WHAT IS REQUIRED ▸ Every line that contains the word "this" should be copied.

#### STORED RECORDS ####

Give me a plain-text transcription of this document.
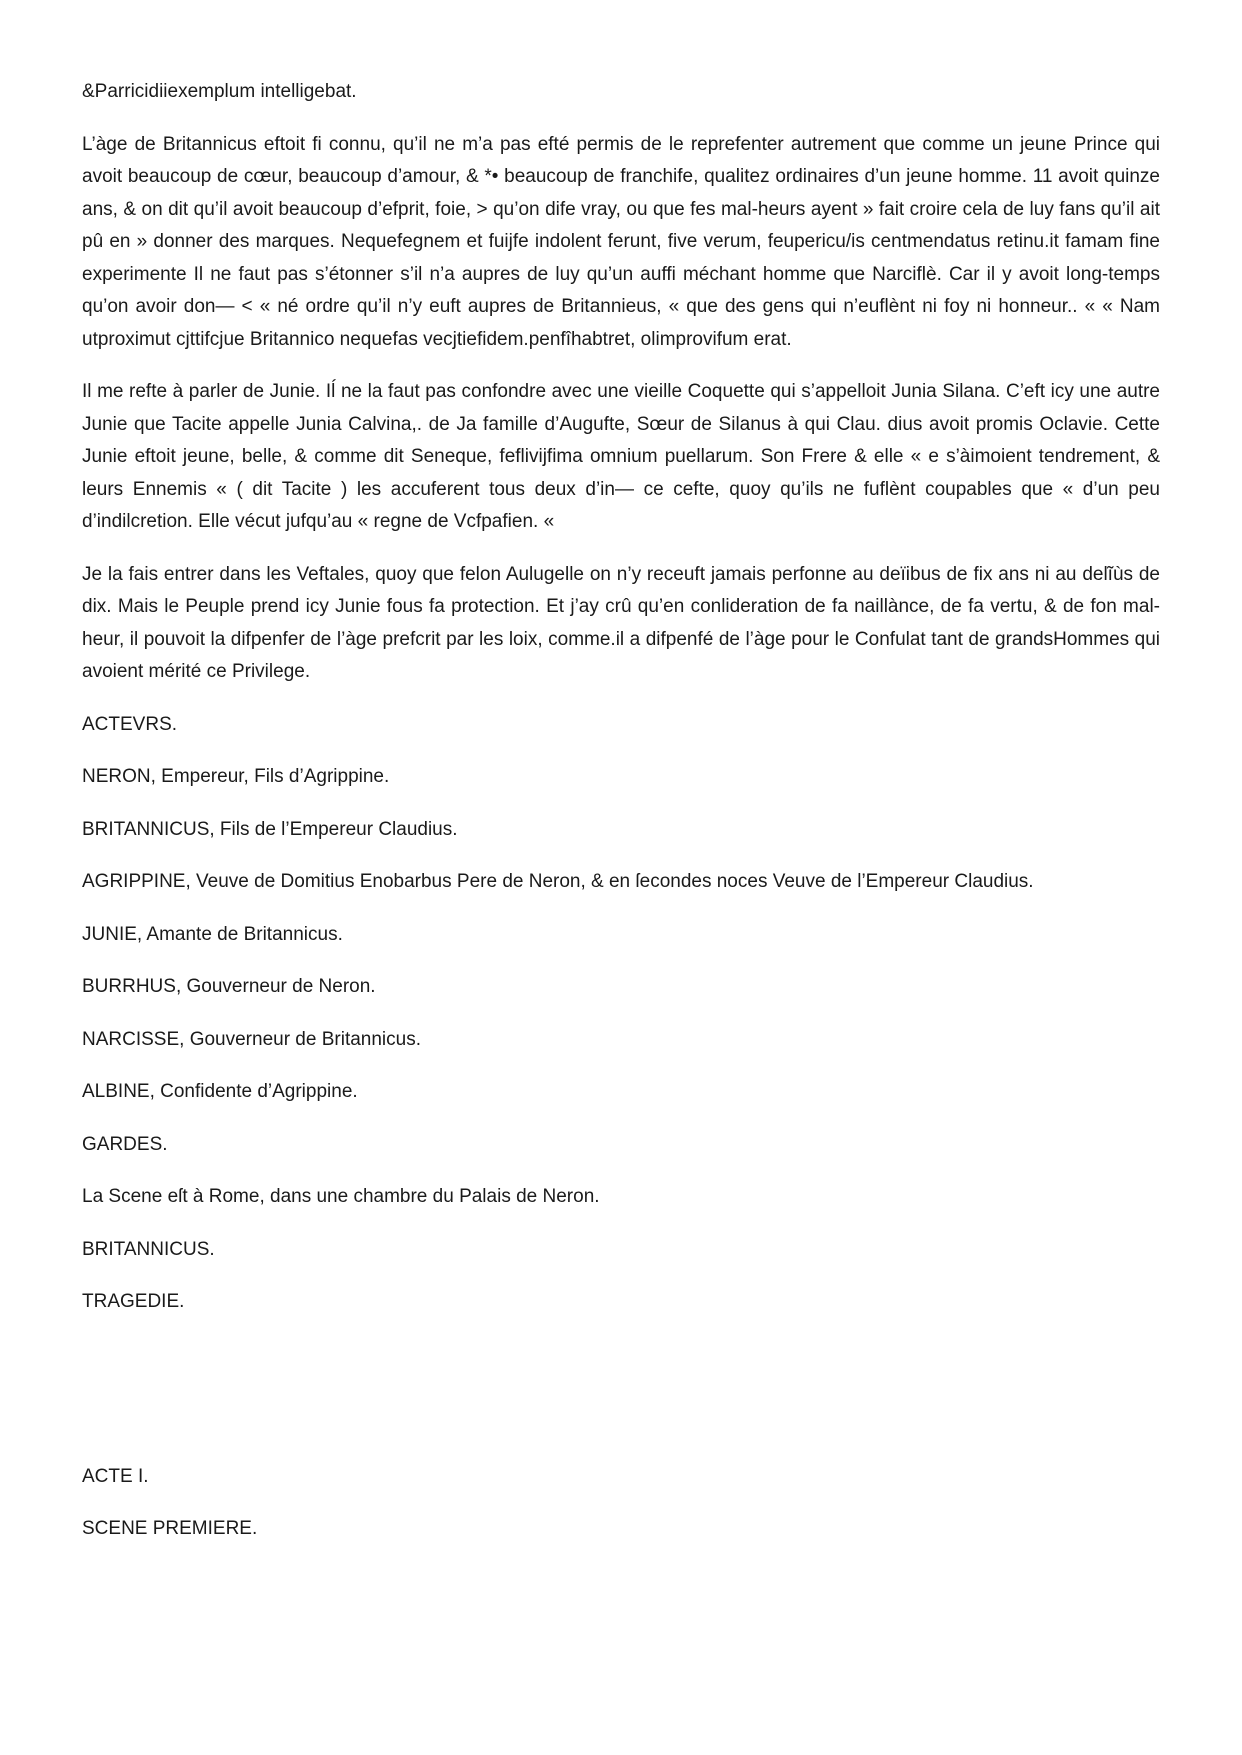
&Parricidiiexemplum intelligebat.

L’àge de Britannicus eftoit fi connu, qu’il ne m’a pas efté permis de le reprefenter autrement que comme un jeune Prince qui avoit beaucoup de cœur, beaucoup d’amour, & *• beaucoup de franchife, qualitez ordinaires d’un jeune homme. 11 avoit quinze ans, & on dit qu’il avoit beaucoup d’efprit, foie, > qu’on dife vray, ou que fes mal-heurs ayent » fait croire cela de luy fans qu’il ait pû en » donner des marques. Nequefegnem et fuijfe indolent ferunt, five verum, feupericu/is centmendatus retinu.it famam fine experimente Il ne faut pas s’étonner s’il n’a aupres de luy qu’un auffi méchant homme que Narciflè. Car il y avoit long-temps qu’on avoir don— < « né ordre qu’il n’y euft aupres de Britannieus, « que des gens qui n’euflènt ni foy ni honneur.. « « Nam utproximut cjttifcjue Britannico nequefas vecjtiefidem.penfîhabtret, olimprovifum erat.

Il me refte à parler de Junie. Iĺ ne la faut pas confondre avec une vieille Coquette qui s’appelloit Junia Silana. C’eft icy une autre Junie que Tacite appelle Junia Calvina,. de Ja famille d’Augufte, Sœur de Silanus à qui Clau. dius avoit promis Oclavie. Cette Junie eftoit jeune, belle, & comme dit Seneque, feflivijfima omnium puellarum. Son Frere & elle « e s’àimoient tendrement, & leurs Ennemis « ( dit Tacite ) les accuferent tous deux d’in— ce cefte, quoy qu’ils ne fuflènt coupables que « d’un peu d’indilcretion. Elle vécut jufqu’au « regne de Vcfpafien. «

Je la fais entrer dans les Veftales, quoy que felon Aulugelle on n’y receuft jamais perfonne au deïibus de fix ans ni au delĩùs de dix. Mais le Peuple prend icy Junie fous fa protection. Et j’ay crû qu’en conlideration de fa naillànce, de fa vertu, & de fon mal-heur, il pouvoit la difpenfer de l’àge prefcrit par les loix, comme.il a difpenfé de l’àge pour le Confulat tant de grandsHommes qui avoient mérité ce Privilege.

ACTEVRS.

NERON, Empereur, Fils d’Agrippine.

BRITANNICUS, Fils de l’Empereur Claudius.

AGRIPPINE, Veuve de Domitius Enobarbus Pere de Neron, & en ſecondes noces Veuve de l’Empereur Claudius.

JUNIE, Amante de Britannicus.

BURRHUS, Gouverneur de Neron.

NARCISSE, Gouverneur de Britannicus.

ALBINE, Confidente d’Agrippine.

GARDES.

La Scene eſt à Rome, dans une chambre du Palais de Neron.

BRITANNICUS.

TRAGEDIE.

ACTE I.

SCENE PREMIERE.
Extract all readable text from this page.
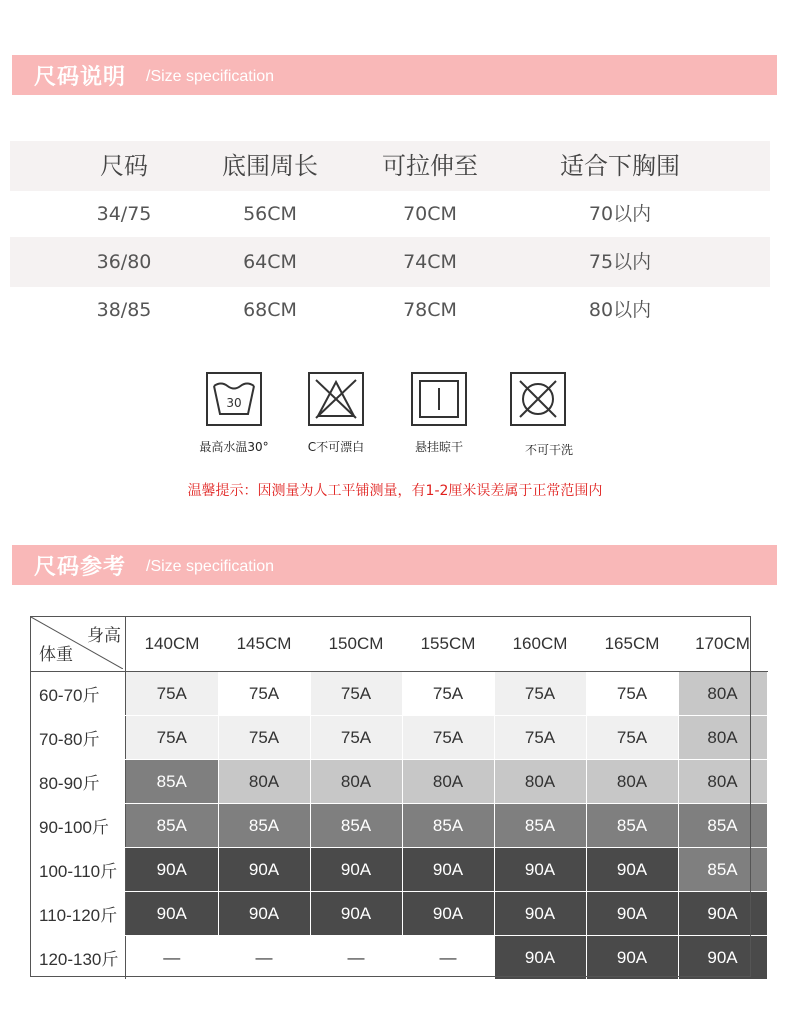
尺码说明 /Size specification
尺码	底围周长	可拉伸至	适合下胸围
34/75	56CM	70CM	70以内
36/80	64CM	74CM	75以内
38/85	68CM	78CM	80以内
30
最高水温30°	C不可漂白	悬挂晾干	不可干洗
温馨提示：因测量为人工平铺测量，有1-2厘米误差属于正常范围内
尺码参考 /Size specification
身高
体重	140CM	145CM	150CM	155CM	160CM	165CM	170CM
60-70斤	75A	75A	75A	75A	75A	75A	80A
70-80斤	75A	75A	75A	75A	75A	75A	80A
80-90斤	85A	80A	80A	80A	80A	80A	80A
90-100斤	85A	85A	85A	85A	85A	85A	85A
100-110斤	90A	90A	90A	90A	90A	90A	85A
110-120斤	90A	90A	90A	90A	90A	90A	90A
120-130斤	—	—	—	—	90A	90A	90A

####

CORRECT ANSWER ▸
Give me a plain-text transcription of this document.
Extract all readable text from this page.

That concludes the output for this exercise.